What to do
Without the pictures, write out all the lines below exactly as they appear.

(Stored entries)
>> start
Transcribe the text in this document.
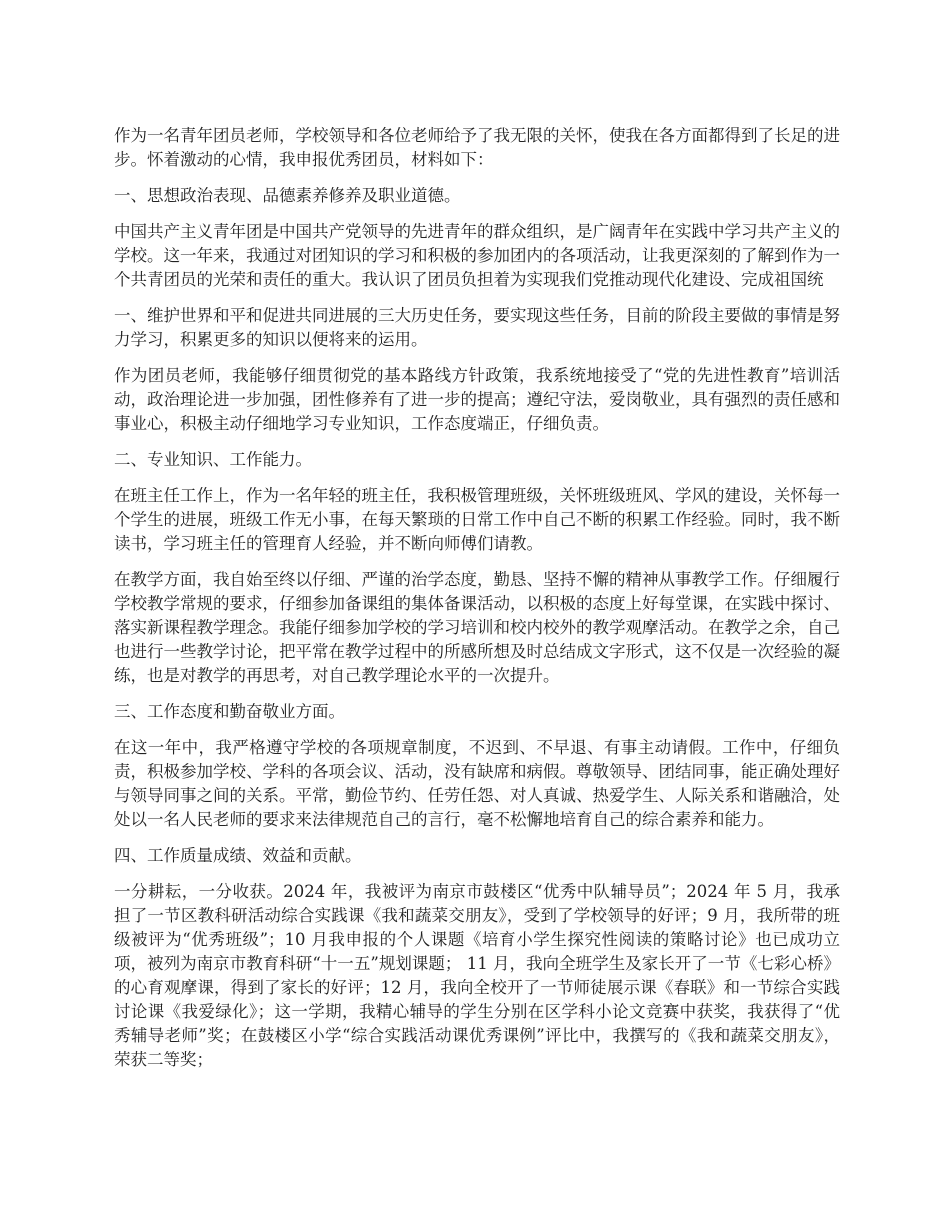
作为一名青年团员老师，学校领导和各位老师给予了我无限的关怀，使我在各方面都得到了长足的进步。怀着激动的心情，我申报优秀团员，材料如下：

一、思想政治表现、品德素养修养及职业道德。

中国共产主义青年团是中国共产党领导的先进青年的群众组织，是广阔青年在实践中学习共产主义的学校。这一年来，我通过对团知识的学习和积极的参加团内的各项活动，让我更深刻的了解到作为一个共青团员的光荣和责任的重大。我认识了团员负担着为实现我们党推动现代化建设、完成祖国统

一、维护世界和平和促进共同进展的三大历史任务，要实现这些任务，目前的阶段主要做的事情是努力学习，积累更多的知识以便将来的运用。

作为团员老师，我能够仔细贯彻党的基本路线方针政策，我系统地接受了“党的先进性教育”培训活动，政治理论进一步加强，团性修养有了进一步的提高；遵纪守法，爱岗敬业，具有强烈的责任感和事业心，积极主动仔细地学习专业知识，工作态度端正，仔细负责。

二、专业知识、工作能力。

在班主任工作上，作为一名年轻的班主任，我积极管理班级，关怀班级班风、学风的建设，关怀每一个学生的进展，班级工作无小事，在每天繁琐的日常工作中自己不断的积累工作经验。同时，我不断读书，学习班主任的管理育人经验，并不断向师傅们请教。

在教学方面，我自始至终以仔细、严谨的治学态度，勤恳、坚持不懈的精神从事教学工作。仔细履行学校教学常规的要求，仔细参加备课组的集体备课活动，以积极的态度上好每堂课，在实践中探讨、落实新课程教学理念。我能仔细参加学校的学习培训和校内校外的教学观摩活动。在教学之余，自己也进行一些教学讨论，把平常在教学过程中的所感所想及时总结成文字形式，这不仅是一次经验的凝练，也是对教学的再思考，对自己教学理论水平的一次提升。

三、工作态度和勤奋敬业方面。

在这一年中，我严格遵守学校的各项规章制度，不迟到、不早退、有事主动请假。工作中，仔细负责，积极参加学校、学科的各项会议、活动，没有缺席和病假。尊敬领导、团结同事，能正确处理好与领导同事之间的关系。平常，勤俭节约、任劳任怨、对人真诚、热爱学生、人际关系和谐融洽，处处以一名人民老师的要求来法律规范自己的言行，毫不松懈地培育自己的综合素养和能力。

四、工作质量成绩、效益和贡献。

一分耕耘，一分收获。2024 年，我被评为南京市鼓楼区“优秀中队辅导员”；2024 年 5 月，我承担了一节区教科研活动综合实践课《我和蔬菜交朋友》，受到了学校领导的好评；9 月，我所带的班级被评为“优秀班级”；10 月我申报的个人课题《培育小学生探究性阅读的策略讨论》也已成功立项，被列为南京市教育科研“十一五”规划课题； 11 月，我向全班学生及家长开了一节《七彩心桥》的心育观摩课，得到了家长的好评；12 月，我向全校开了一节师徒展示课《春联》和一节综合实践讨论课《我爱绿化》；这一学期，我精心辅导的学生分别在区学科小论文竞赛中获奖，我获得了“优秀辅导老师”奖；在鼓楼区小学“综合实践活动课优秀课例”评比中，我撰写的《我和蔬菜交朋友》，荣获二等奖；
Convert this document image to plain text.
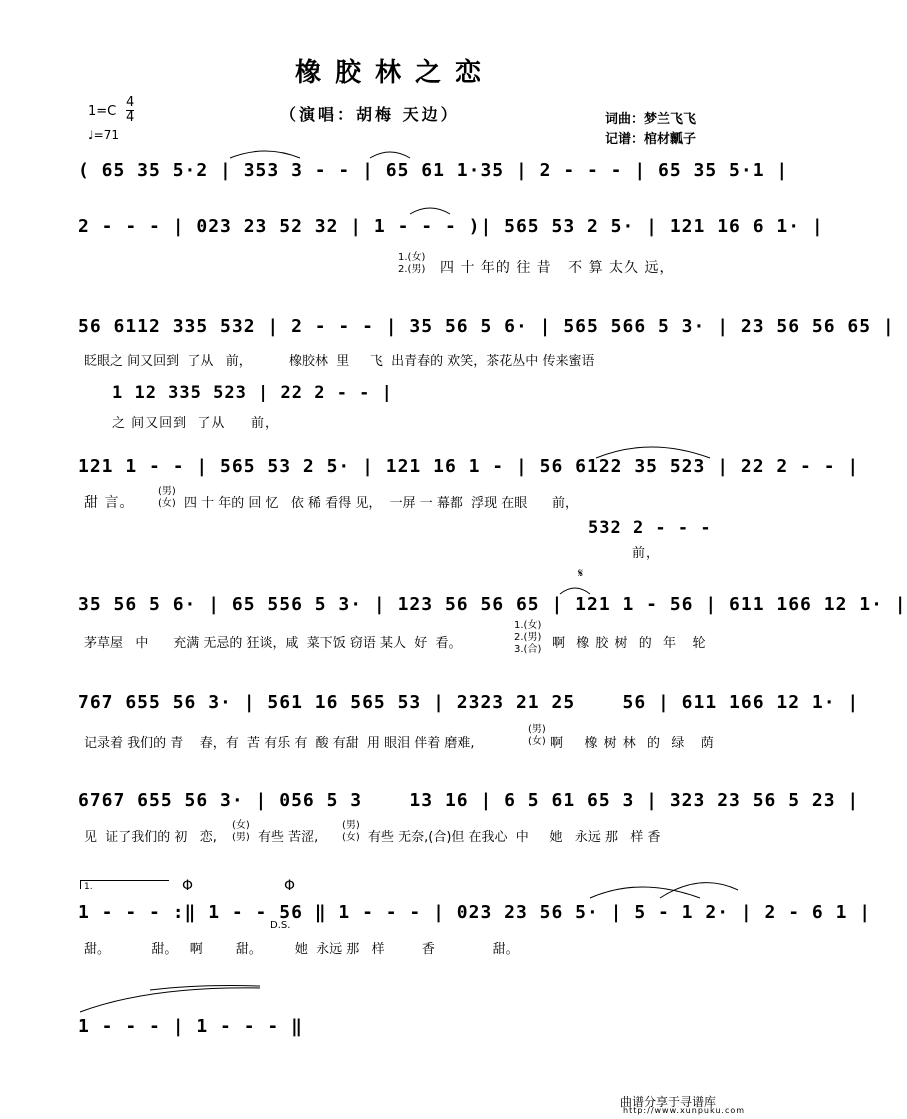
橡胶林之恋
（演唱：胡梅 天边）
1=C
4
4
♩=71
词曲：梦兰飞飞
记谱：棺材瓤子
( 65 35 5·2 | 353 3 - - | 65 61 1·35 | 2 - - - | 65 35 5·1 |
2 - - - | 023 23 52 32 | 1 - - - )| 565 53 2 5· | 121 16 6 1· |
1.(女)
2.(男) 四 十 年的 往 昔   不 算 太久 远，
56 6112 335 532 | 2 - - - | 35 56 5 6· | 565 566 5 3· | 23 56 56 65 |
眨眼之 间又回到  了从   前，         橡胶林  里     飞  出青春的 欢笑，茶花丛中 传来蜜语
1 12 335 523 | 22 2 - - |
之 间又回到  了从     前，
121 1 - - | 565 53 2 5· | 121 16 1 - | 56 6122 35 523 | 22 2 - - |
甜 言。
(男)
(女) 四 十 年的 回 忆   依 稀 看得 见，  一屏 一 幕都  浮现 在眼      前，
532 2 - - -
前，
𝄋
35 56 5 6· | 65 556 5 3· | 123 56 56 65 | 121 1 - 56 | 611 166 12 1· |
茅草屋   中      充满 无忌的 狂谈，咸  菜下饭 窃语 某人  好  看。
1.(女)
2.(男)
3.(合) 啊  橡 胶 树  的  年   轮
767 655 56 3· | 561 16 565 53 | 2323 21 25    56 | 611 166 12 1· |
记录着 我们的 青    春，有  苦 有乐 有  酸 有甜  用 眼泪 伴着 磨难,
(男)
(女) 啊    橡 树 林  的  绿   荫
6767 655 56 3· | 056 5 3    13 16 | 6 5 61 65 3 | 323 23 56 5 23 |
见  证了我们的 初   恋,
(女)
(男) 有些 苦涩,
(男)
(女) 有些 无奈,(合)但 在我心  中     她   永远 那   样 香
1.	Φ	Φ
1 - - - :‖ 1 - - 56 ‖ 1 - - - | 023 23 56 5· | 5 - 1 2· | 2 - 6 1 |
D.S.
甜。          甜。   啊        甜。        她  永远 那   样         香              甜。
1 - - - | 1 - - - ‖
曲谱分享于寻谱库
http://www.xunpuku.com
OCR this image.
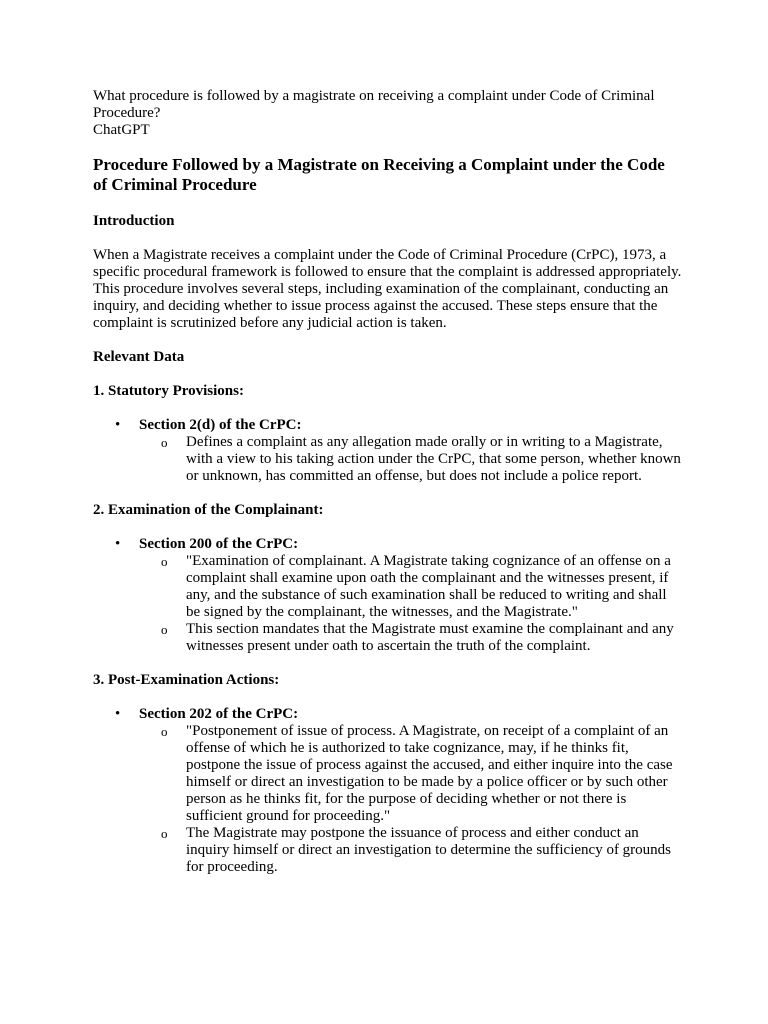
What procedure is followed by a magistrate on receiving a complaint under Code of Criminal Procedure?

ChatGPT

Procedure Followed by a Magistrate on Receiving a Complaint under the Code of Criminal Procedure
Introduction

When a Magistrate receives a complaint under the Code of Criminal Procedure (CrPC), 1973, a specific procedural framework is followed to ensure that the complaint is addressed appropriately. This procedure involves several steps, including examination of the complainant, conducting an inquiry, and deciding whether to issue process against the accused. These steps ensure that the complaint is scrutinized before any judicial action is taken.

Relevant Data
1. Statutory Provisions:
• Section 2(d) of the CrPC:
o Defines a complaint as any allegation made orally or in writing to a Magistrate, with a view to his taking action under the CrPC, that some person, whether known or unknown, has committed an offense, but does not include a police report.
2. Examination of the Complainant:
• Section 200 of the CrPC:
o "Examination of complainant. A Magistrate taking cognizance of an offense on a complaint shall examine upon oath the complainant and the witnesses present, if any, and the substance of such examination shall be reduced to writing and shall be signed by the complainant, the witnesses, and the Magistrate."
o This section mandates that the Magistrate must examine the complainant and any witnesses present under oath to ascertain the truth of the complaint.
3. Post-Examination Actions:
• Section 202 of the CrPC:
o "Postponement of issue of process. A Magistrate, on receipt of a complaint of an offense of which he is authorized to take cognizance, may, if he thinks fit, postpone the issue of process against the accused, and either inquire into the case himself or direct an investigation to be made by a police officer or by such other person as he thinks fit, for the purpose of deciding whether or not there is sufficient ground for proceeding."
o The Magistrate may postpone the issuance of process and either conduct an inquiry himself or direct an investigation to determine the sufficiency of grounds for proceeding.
>> end
The solution
Transcribe the text in this document.
作为一名青年团员老师，学校领导和各位老师给予了我无限的关怀，使我在各方面都得到了长足的进步。怀着激动的心情，我申报优秀团员，材料如下：

一、思想政治表现、品德素养修养及职业道德。

中国共产主义青年团是中国共产党领导的先进青年的群众组织，是广阔青年在实践中学习共产主义的学校。这一年来，我通过对团知识的学习和积极的参加团内的各项活动，让我更深刻的了解到作为一个共青团员的光荣和责任的重大。我认识了团员负担着为实现我们党推动现代化建设、完成祖国统

一、维护世界和平和促进共同进展的三大历史任务，要实现这些任务，目前的阶段主要做的事情是努力学习，积累更多的知识以便将来的运用。

作为团员老师，我能够仔细贯彻党的基本路线方针政策，我系统地接受了“党的先进性教育”培训活动，政治理论进一步加强，团性修养有了进一步的提高；遵纪守法，爱岗敬业，具有强烈的责任感和事业心，积极主动仔细地学习专业知识，工作态度端正，仔细负责。

二、专业知识、工作能力。

在班主任工作上，作为一名年轻的班主任，我积极管理班级，关怀班级班风、学风的建设，关怀每一个学生的进展，班级工作无小事，在每天繁琐的日常工作中自己不断的积累工作经验。同时，我不断读书，学习班主任的管理育人经验，并不断向师傅们请教。

在教学方面，我自始至终以仔细、严谨的治学态度，勤恳、坚持不懈的精神从事教学工作。仔细履行学校教学常规的要求，仔细参加备课组的集体备课活动，以积极的态度上好每堂课，在实践中探讨、落实新课程教学理念。我能仔细参加学校的学习培训和校内校外的教学观摩活动。在教学之余，自己也进行一些教学讨论，把平常在教学过程中的所感所想及时总结成文字形式，这不仅是一次经验的凝练，也是对教学的再思考，对自己教学理论水平的一次提升。

三、工作态度和勤奋敬业方面。

在这一年中，我严格遵守学校的各项规章制度，不迟到、不早退、有事主动请假。工作中，仔细负责，积极参加学校、学科的各项会议、活动，没有缺席和病假。尊敬领导、团结同事，能正确处理好与领导同事之间的关系。平常，勤俭节约、任劳任怨、对人真诚、热爱学生、人际关系和谐融洽，处处以一名人民老师的要求来法律规范自己的言行，毫不松懈地培育自己的综合素养和能力。

四、工作质量成绩、效益和贡献。

一分耕耘，一分收获。2024 年，我被评为南京市鼓楼区“优秀中队辅导员”；2024 年 5 月，我承担了一节区教科研活动综合实践课《我和蔬菜交朋友》，受到了学校领导的好评；9 月，我所带的班级被评为“优秀班级”；10 月我申报的个人课题《培育小学生探究性阅读的策略讨论》也已成功立项，被列为南京市教育科研“十一五”规划课题； 11 月，我向全班学生及家长开了一节《七彩心桥》的心育观摩课，得到了家长的好评；12 月，我向全校开了一节师徒展示课《春联》和一节综合实践讨论课《我爱绿化》；这一学期，我精心辅导的学生分别在区学科小论文竞赛中获奖，我获得了“优秀辅导老师”奖；在鼓楼区小学“综合实践活动课优秀课例”评比中，我撰写的《我和蔬菜交朋友》，荣获二等奖；
Convert this document image to plain text.
橡胶林之恋
（演唱：胡梅 天边）
1=C
4
4
♩=71
词曲：梦兰飞飞
记谱：棺材瓤子
( 65 35 5·2 | 353 3 - - | 65 61 1·35 | 2 - - - | 65 35 5·1 |
2 - - - | 023 23 52 32 | 1 - - - )| 565 53 2 5· | 121 16 6 1· |
1.(女)
2.(男) 四 十 年的 往 昔   不 算 太久 远，
56 6112 335 532 | 2 - - - | 35 56 5 6· | 565 566 5 3· | 23 56 56 65 |
眨眼之 间又回到  了从   前，         橡胶林  里     飞  出青春的 欢笑，茶花丛中 传来蜜语
1 12 335 523 | 22 2 - - |
之 间又回到  了从     前，
121 1 - - | 565 53 2 5· | 121 16 1 - | 56 6122 35 523 | 22 2 - - |
甜 言。
(男)
(女) 四 十 年的 回 忆   依 稀 看得 见，  一屏 一 幕都  浮现 在眼      前，
532 2 - - -
前，
𝄋
35 56 5 6· | 65 556 5 3· | 123 56 56 65 | 121 1 - 56 | 611 166 12 1· |
茅草屋   中      充满 无忌的 狂谈，咸  菜下饭 窃语 某人  好  看。
1.(女)
2.(男)
3.(合) 啊  橡 胶 树  的  年   轮
767 655 56 3· | 561 16 565 53 | 2323 21 25    56 | 611 166 12 1· |
记录着 我们的 青    春，有  苦 有乐 有  酸 有甜  用 眼泪 伴着 磨难,
(男)
(女) 啊    橡 树 林  的  绿   荫
6767 655 56 3· | 056 5 3    13 16 | 6 5 61 65 3 | 323 23 56 5 23 |
见  证了我们的 初   恋,
(女)
(男) 有些 苦涩,
(男)
(女) 有些 无奈,(合)但 在我心  中     她   永远 那   样 香
1.	Φ	Φ
1 - - - :‖ 1 - - 56 ‖ 1 - - - | 023 23 56 5· | 5 - 1 2· | 2 - 6 1 |
D.S.
甜。          甜。   啊        甜。        她  永远 那   样         香              甜。
1 - - - | 1 - - - ‖
曲谱分享于寻谱库
http://www.xunpuku.com
OCR this image.
What procedure is followed by a magistrate on receiving a complaint under Code of Criminal Procedure?

ChatGPT

Procedure Followed by a Magistrate on Receiving a Complaint under the Code of Criminal Procedure
Introduction

When a Magistrate receives a complaint under the Code of Criminal Procedure (CrPC), 1973, a specific procedural framework is followed to ensure that the complaint is addressed appropriately. This procedure involves several steps, including examination of the complainant, conducting an inquiry, and deciding whether to issue process against the accused. These steps ensure that the complaint is scrutinized before any judicial action is taken.

Relevant Data
1. Statutory Provisions:
• Section 2(d) of the CrPC:
o Defines a complaint as any allegation made orally or in writing to a Magistrate, with a view to his taking action under the CrPC, that some person, whether known or unknown, has committed an offense, but does not include a police report.
2. Examination of the Complainant:
• Section 200 of the CrPC:
o "Examination of complainant. A Magistrate taking cognizance of an offense on a complaint shall examine upon oath the complainant and the witnesses present, if any, and the substance of such examination shall be reduced to writing and shall be signed by the complainant, the witnesses, and the Magistrate."
o This section mandates that the Magistrate must examine the complainant and any witnesses present under oath to ascertain the truth of the complaint.
3. Post-Examination Actions:
• Section 202 of the CrPC:
o "Postponement of issue of process. A Magistrate, on receipt of a complaint of an offense of which he is authorized to take cognizance, may, if he thinks fit, postpone the issue of process against the accused, and either inquire into the case himself or direct an investigation to be made by a police officer or by such other person as he thinks fit, for the purpose of deciding whether or not there is sufficient ground for proceeding."
o The Magistrate may postpone the issuance of process and either conduct an inquiry himself or direct an investigation to determine the sufficiency of grounds for proceeding.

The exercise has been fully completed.